Examine the material below. Gather every line in which the string "discovery" appears.

> MATERIAL FOR THIS EXERCISE
(begin)
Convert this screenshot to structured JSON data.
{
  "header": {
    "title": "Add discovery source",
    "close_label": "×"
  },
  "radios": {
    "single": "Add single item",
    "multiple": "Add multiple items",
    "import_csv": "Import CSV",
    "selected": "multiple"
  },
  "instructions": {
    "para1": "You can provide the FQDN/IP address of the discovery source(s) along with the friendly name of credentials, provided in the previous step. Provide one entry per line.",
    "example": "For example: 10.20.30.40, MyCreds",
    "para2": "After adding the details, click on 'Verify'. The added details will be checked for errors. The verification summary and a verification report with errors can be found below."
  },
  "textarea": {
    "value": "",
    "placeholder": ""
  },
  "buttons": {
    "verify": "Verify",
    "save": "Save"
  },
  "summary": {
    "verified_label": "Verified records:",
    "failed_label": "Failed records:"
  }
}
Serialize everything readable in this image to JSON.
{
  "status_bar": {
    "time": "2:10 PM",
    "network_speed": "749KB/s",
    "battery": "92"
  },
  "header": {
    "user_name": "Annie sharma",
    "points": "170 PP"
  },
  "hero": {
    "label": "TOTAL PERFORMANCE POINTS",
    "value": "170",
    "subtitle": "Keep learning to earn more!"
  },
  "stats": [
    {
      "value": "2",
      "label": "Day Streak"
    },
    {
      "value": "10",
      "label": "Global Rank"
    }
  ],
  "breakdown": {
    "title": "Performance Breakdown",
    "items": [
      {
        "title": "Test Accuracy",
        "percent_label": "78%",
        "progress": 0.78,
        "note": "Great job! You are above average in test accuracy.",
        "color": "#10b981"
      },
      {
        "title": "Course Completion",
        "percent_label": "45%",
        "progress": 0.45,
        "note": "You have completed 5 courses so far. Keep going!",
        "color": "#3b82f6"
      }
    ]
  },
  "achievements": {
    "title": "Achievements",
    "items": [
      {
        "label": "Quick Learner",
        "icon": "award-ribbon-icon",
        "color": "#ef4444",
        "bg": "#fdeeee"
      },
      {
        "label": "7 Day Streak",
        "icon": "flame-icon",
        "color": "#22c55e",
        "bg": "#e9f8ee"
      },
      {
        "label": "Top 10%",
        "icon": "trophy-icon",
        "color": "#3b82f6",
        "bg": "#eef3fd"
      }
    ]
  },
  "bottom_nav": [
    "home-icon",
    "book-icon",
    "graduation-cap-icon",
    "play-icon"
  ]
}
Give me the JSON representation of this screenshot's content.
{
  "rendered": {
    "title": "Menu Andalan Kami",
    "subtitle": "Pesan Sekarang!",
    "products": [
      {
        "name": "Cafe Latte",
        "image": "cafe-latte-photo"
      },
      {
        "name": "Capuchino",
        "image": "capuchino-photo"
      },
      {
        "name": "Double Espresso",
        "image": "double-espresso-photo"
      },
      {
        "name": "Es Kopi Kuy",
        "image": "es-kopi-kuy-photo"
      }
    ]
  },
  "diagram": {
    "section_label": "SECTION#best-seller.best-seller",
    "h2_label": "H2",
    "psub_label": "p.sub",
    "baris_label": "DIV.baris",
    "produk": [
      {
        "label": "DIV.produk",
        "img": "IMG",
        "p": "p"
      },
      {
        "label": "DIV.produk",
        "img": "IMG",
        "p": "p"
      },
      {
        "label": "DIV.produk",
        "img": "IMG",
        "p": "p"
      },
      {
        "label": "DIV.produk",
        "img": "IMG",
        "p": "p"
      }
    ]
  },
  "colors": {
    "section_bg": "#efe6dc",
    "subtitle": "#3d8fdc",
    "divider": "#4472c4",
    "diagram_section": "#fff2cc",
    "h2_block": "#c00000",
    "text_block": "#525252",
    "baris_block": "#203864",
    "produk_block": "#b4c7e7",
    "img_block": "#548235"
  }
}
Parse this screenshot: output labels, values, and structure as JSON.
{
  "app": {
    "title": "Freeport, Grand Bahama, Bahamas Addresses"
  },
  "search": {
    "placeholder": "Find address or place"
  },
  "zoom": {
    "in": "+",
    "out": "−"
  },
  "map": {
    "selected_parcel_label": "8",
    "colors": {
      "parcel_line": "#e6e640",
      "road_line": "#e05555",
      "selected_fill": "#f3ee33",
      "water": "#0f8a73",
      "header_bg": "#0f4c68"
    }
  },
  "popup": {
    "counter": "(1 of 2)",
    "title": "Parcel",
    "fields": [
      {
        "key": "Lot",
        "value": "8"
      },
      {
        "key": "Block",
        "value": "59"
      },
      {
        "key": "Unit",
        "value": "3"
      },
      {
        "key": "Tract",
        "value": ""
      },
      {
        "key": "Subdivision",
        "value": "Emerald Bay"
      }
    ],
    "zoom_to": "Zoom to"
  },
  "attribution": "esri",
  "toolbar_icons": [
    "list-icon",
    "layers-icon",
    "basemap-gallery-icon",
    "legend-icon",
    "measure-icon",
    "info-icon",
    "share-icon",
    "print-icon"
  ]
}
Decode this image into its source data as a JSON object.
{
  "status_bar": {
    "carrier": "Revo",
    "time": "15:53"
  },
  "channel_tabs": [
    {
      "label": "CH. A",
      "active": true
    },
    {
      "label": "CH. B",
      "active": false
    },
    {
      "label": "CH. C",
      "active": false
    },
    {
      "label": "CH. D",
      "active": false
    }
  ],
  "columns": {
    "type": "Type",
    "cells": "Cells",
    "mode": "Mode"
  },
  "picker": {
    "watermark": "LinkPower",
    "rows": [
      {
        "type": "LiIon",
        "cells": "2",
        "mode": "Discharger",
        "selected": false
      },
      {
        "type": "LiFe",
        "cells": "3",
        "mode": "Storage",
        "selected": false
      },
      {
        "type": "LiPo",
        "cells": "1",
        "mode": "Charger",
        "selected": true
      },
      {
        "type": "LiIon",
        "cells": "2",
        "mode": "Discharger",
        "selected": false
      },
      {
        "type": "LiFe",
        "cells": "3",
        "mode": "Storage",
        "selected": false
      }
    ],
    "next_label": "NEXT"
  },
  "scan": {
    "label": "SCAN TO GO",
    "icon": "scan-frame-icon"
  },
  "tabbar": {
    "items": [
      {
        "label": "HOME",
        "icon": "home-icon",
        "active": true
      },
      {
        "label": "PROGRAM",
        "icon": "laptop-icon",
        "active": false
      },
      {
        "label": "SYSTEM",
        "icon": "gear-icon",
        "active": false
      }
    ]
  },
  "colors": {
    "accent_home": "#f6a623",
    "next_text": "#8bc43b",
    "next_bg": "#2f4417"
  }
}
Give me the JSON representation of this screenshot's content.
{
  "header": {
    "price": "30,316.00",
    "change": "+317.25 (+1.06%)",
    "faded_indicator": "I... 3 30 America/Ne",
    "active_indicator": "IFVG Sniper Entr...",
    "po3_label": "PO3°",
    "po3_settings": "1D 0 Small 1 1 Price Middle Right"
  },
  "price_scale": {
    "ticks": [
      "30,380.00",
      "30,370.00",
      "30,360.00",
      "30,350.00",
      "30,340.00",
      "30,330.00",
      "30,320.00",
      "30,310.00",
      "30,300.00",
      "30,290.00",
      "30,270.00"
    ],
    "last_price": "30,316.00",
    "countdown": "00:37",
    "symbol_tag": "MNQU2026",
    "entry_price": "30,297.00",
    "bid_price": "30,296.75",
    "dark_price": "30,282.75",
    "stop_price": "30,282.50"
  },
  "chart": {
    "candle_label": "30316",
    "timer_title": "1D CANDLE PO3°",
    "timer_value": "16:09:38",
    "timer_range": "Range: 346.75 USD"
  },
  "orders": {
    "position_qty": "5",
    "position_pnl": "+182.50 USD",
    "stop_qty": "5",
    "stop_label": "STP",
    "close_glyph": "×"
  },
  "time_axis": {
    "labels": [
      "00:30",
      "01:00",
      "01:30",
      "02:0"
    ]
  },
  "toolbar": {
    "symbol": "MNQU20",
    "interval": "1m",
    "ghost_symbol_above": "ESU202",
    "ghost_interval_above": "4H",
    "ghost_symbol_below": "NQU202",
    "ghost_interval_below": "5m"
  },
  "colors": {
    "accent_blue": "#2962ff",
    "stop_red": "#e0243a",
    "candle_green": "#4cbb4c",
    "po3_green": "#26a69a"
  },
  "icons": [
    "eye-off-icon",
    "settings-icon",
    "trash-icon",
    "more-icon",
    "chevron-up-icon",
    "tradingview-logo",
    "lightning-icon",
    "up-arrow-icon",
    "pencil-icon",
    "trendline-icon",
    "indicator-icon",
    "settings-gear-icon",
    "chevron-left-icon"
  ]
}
(end)
> THE COMPLETED TASK
    "title": "Add discovery source",
    "para1": "You can provide the FQDN/IP address of the discovery source(s) along with the friendly name of credentials, provided in the previous step. Provide one entry per line.",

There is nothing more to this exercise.